■ Exercise brief: Output the data word for word, dropping every image.

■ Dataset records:

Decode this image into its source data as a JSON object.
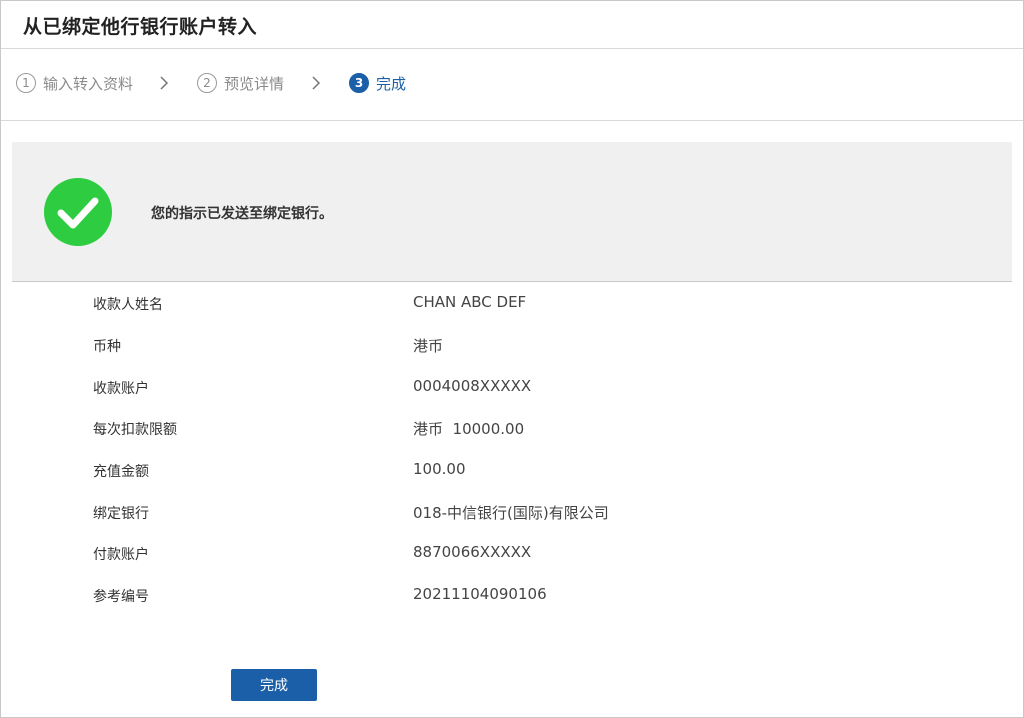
{
  "header": {
    "title": "从已绑定他行银行账户转入"
  },
  "steps": [
    {
      "number": "1",
      "label": "输入转入资料",
      "state": "done"
    },
    {
      "number": "2",
      "label": "预览详情",
      "state": "done"
    },
    {
      "number": "3",
      "label": "完成",
      "state": "active"
    }
  ],
  "banner": {
    "icon": "check-circle-icon",
    "message": "您的指示已发送至绑定银行。",
    "icon_color": "#2ecc40"
  },
  "details": [
    {
      "label": "收款人姓名",
      "value": "CHAN ABC DEF"
    },
    {
      "label": "币种",
      "value": "港币"
    },
    {
      "label": "收款账户",
      "value": "0004008XXXXX"
    },
    {
      "label": "每次扣款限额",
      "value": "港币  10000.00"
    },
    {
      "label": "充值金额",
      "value": "100.00"
    },
    {
      "label": "绑定银行",
      "value": "018-中信银行(国际)有限公司"
    },
    {
      "label": "付款账户",
      "value": "8870066XXXXX"
    },
    {
      "label": "参考编号",
      "value": "20211104090106"
    }
  ],
  "actions": {
    "done_label": "完成"
  },
  "colors": {
    "accent": "#1a5fa8",
    "success": "#2ecc40",
    "banner_bg": "#f0f0f0"
  }
}
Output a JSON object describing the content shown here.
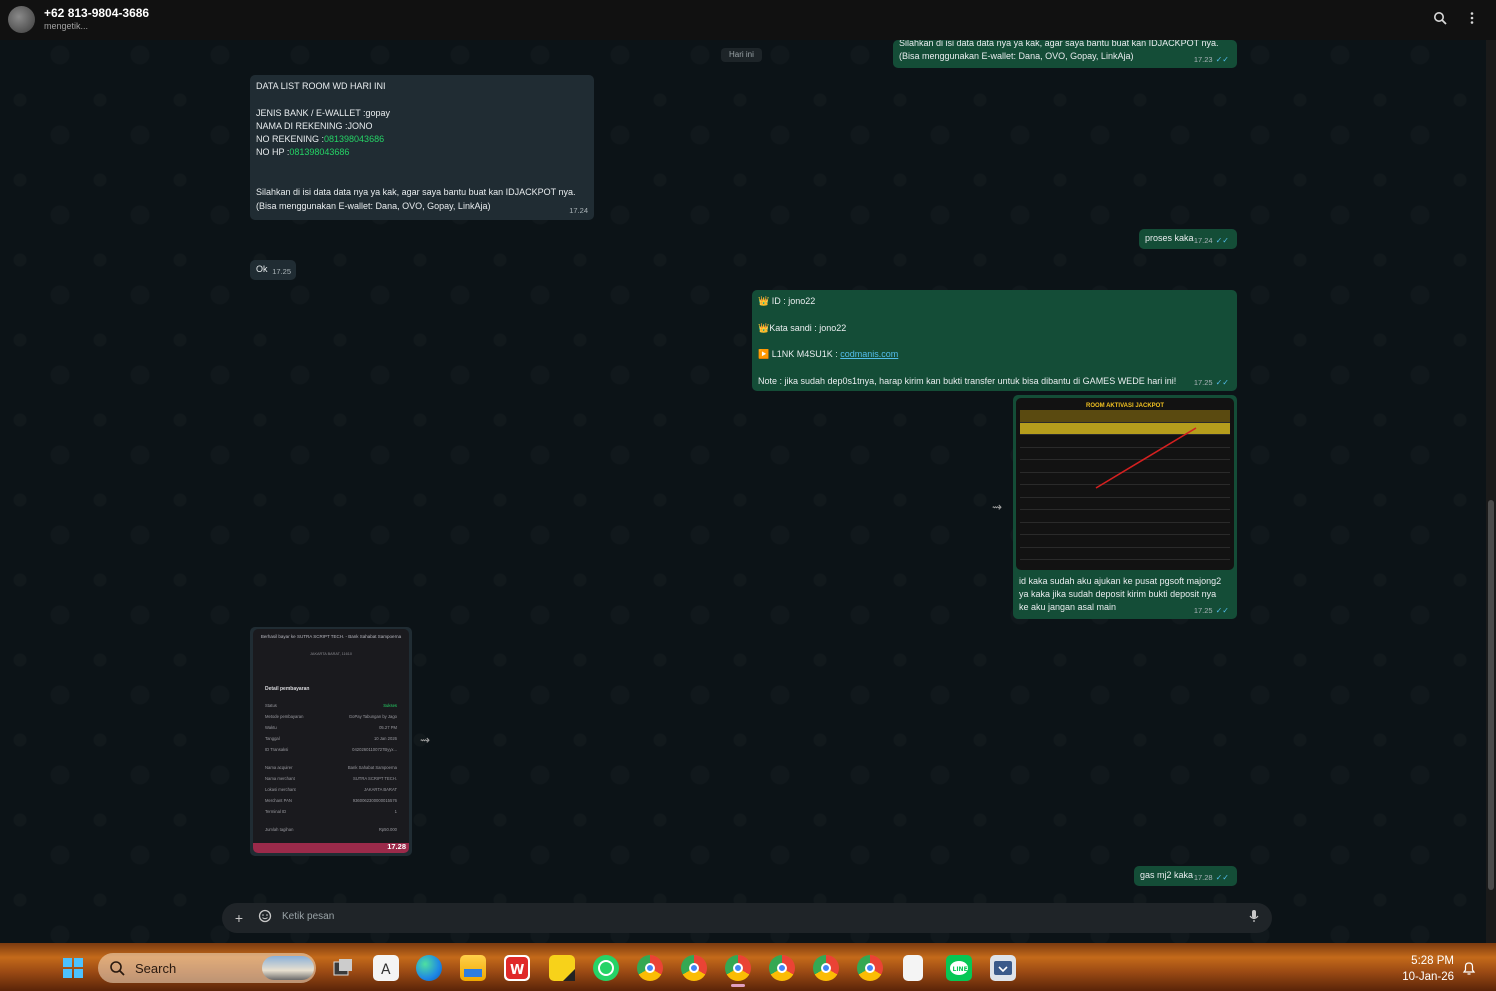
{
  "header": {
    "contact_name": "+62 813-9804-3686",
    "contact_status": "mengetik...",
    "icons": [
      "search-icon",
      "more-vertical-icon"
    ]
  },
  "date_chip": "Hari ini",
  "messages": {
    "m1": {
      "direction": "outgoing",
      "line1": "Silahkan di isi data data nya ya kak, agar saya bantu buat kan IDJACKPOT nya.",
      "line2": "(Bisa menggunakan E-wallet: Dana, OVO, Gopay, LinkAja)",
      "time": "17.23",
      "ticks": "✓✓"
    },
    "m2": {
      "direction": "incoming",
      "title": "DATA LIST ROOM WD HARI INI",
      "bank_line": "JENIS BANK / E-WALLET :gopay",
      "name_line": "NAMA DI REKENING :JONO",
      "norek_label": "NO REKENING :",
      "norek_value": "081398043686",
      "nohp_label": "NO HP :",
      "nohp_value": "081398043686",
      "line1": "Silahkan di isi data data nya ya kak, agar saya bantu buat kan IDJACKPOT nya.",
      "line2": "(Bisa menggunakan E-wallet: Dana, OVO, Gopay, LinkAja)",
      "time": "17.24"
    },
    "m3": {
      "direction": "outgoing",
      "text": "proses kaka",
      "time": "17.24",
      "ticks": "✓✓"
    },
    "m4": {
      "direction": "incoming",
      "text": "Ok",
      "time": "17.25"
    },
    "m5": {
      "direction": "outgoing",
      "id_line": "👑 ID :  jono22",
      "pass_line": "👑Kata sandi : jono22",
      "link_label": "▶️ L1NK M4SU1K : ",
      "link_value": "codmanis.com",
      "note": "Note : jika sudah dep0s1tnya, harap kirim kan bukti transfer untuk bisa dibantu di GAMES WEDE hari ini!",
      "time": "17.25",
      "ticks": "✓✓"
    },
    "m6": {
      "direction": "outgoing",
      "image_title": "ROOM AKTIVASI JACKPOT",
      "caption1": "id kaka sudah aku ajukan ke pusat pgsoft majong2",
      "caption2": "ya kaka jika sudah deposit kirim bukti deposit nya",
      "caption3": "ke aku jangan asal main",
      "time": "17.25",
      "ticks": "✓✓"
    },
    "m7": {
      "direction": "incoming",
      "receipt_top": "Berhasil bayar ke SUTRA SCRIPT TECH. - Bank Sahabat Sampoerna",
      "receipt_loc": "JAKARTA BARAT, 11610",
      "receipt_heading": "Detail pembayaran",
      "rows": [
        {
          "k": "Status",
          "v": "Sukses"
        },
        {
          "k": "Metode pembayaran",
          "v": "GoPay Tabungan by Jago"
        },
        {
          "k": "Waktu",
          "v": "05.27 PM"
        },
        {
          "k": "Tanggal",
          "v": "10 Jan 2026"
        },
        {
          "k": "ID Transaksi",
          "v": "04202601100727Byyx..."
        },
        {
          "k": "Nama acquirer",
          "v": "Bank Sahabat Sampoerna"
        },
        {
          "k": "Nama merchant",
          "v": "SUTRA SCRIPT TECH."
        },
        {
          "k": "Lokasi merchant",
          "v": "JAKARTA BARAT"
        },
        {
          "k": "Merchant PAN",
          "v": "9360062300000015576"
        },
        {
          "k": "Terminal ID",
          "v": "1"
        },
        {
          "k": "Jumlah tagihan",
          "v": "Rp50.000"
        }
      ],
      "time": "17.28"
    },
    "m8": {
      "direction": "outgoing",
      "text": "gas mj2 kaka",
      "time": "17.28",
      "ticks": "✓✓"
    }
  },
  "composer": {
    "placeholder": "Ketik pesan",
    "icons": [
      "plus-icon",
      "sticker-icon",
      "microphone-icon"
    ]
  },
  "taskbar": {
    "search_label": "Search",
    "clock_time": "5:28 PM",
    "clock_date": "10-Jan-26",
    "apps": [
      "windows-start-icon",
      "task-view-icon",
      "notepad-icon",
      "edge-icon",
      "file-explorer-icon",
      "wps-icon",
      "sticky-notes-icon",
      "whatsapp-icon",
      "chrome-icon",
      "chrome-icon",
      "chrome-icon",
      "chrome-icon",
      "chrome-icon",
      "chrome-icon",
      "file-icon",
      "line-icon",
      "app-icon"
    ],
    "colors": {
      "whatsapp": "#25d366",
      "line": "#06c755",
      "edge": "#1e88e5"
    }
  },
  "colors": {
    "outgoing_bubble": "#144d37",
    "incoming_bubble": "#202c33",
    "link_green": "#25d366",
    "tick_blue": "#53bdeb"
  }
}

■ Result of the task:
Decode this image into its source data as a JSON object.
{
  "header": {
    "title": "从已绑定他行银行账户转入"
  },
  "steps": [
    {
      "number": "1",
      "label": "输入转入资料",
      "state": "done"
    },
    {
      "number": "2",
      "label": "预览详情",
      "state": "done"
    },
    {
      "number": "3",
      "label": "完成",
      "state": "active"
    }
  ],
  "banner": {
    "icon": "check-circle-icon",
    "message": "您的指示已发送至绑定银行。",
    "icon_color": "#2ecc40"
  },
  "details": [
    {
      "label": "收款人姓名",
      "value": "CHAN ABC DEF"
    },
    {
      "label": "币种",
      "value": "港币"
    },
    {
      "label": "收款账户",
      "value": "0004008XXXXX"
    },
    {
      "label": "每次扣款限额",
      "value": "港币  10000.00"
    },
    {
      "label": "充值金额",
      "value": "100.00"
    },
    {
      "label": "绑定银行",
      "value": "018-中信银行(国际)有限公司"
    },
    {
      "label": "付款账户",
      "value": "8870066XXXXX"
    },
    {
      "label": "参考编号",
      "value": "20211104090106"
    }
  ],
  "actions": {
    "done_label": "完成"
  },
  "colors": {
    "accent": "#1a5fa8",
    "success": "#2ecc40",
    "banner_bg": "#f0f0f0"
  }
}
Output a JSON object describing the content shown here.
{
  "header": {
    "contact_name": "+62 813-9804-3686",
    "contact_status": "mengetik...",
    "icons": [
      "search-icon",
      "more-vertical-icon"
    ]
  },
  "date_chip": "Hari ini",
  "messages": {
    "m1": {
      "direction": "outgoing",
      "line1": "Silahkan di isi data data nya ya kak, agar saya bantu buat kan IDJACKPOT nya.",
      "line2": "(Bisa menggunakan E-wallet: Dana, OVO, Gopay, LinkAja)",
      "time": "17.23",
      "ticks": "✓✓"
    },
    "m2": {
      "direction": "incoming",
      "title": "DATA LIST ROOM WD HARI INI",
      "bank_line": "JENIS BANK / E-WALLET :gopay",
      "name_line": "NAMA DI REKENING :JONO",
      "norek_label": "NO REKENING :",
      "norek_value": "081398043686",
      "nohp_label": "NO HP :",
      "nohp_value": "081398043686",
      "line1": "Silahkan di isi data data nya ya kak, agar saya bantu buat kan IDJACKPOT nya.",
      "line2": "(Bisa menggunakan E-wallet: Dana, OVO, Gopay, LinkAja)",
      "time": "17.24"
    },
    "m3": {
      "direction": "outgoing",
      "text": "proses kaka",
      "time": "17.24",
      "ticks": "✓✓"
    },
    "m4": {
      "direction": "incoming",
      "text": "Ok",
      "time": "17.25"
    },
    "m5": {
      "direction": "outgoing",
      "id_line": "👑 ID :  jono22",
      "pass_line": "👑Kata sandi : jono22",
      "link_label": "▶️ L1NK M4SU1K : ",
      "link_value": "codmanis.com",
      "note": "Note : jika sudah dep0s1tnya, harap kirim kan bukti transfer untuk bisa dibantu di GAMES WEDE hari ini!",
      "time": "17.25",
      "ticks": "✓✓"
    },
    "m6": {
      "direction": "outgoing",
      "image_title": "ROOM AKTIVASI JACKPOT",
      "caption1": "id kaka sudah aku ajukan ke pusat pgsoft majong2",
      "caption2": "ya kaka jika sudah deposit kirim bukti deposit nya",
      "caption3": "ke aku jangan asal main",
      "time": "17.25",
      "ticks": "✓✓"
    },
    "m7": {
      "direction": "incoming",
      "receipt_top": "Berhasil bayar ke SUTRA SCRIPT TECH. - Bank Sahabat Sampoerna",
      "receipt_loc": "JAKARTA BARAT, 11610",
      "receipt_heading": "Detail pembayaran",
      "rows": [
        {
          "k": "Status",
          "v": "Sukses"
        },
        {
          "k": "Metode pembayaran",
          "v": "GoPay Tabungan by Jago"
        },
        {
          "k": "Waktu",
          "v": "05.27 PM"
        },
        {
          "k": "Tanggal",
          "v": "10 Jan 2026"
        },
        {
          "k": "ID Transaksi",
          "v": "04202601100727Byyx..."
        },
        {
          "k": "Nama acquirer",
          "v": "Bank Sahabat Sampoerna"
        },
        {
          "k": "Nama merchant",
          "v": "SUTRA SCRIPT TECH."
        },
        {
          "k": "Lokasi merchant",
          "v": "JAKARTA BARAT"
        },
        {
          "k": "Merchant PAN",
          "v": "9360062300000015576"
        },
        {
          "k": "Terminal ID",
          "v": "1"
        },
        {
          "k": "Jumlah tagihan",
          "v": "Rp50.000"
        }
      ],
      "time": "17.28"
    },
    "m8": {
      "direction": "outgoing",
      "text": "gas mj2 kaka",
      "time": "17.28",
      "ticks": "✓✓"
    }
  },
  "composer": {
    "placeholder": "Ketik pesan",
    "icons": [
      "plus-icon",
      "sticker-icon",
      "microphone-icon"
    ]
  },
  "taskbar": {
    "search_label": "Search",
    "clock_time": "5:28 PM",
    "clock_date": "10-Jan-26",
    "apps": [
      "windows-start-icon",
      "task-view-icon",
      "notepad-icon",
      "edge-icon",
      "file-explorer-icon",
      "wps-icon",
      "sticky-notes-icon",
      "whatsapp-icon",
      "chrome-icon",
      "chrome-icon",
      "chrome-icon",
      "chrome-icon",
      "chrome-icon",
      "chrome-icon",
      "file-icon",
      "line-icon",
      "app-icon"
    ],
    "colors": {
      "whatsapp": "#25d366",
      "line": "#06c755",
      "edge": "#1e88e5"
    }
  },
  "colors": {
    "outgoing_bubble": "#144d37",
    "incoming_bubble": "#202c33",
    "link_green": "#25d366",
    "tick_blue": "#53bdeb"
  }
}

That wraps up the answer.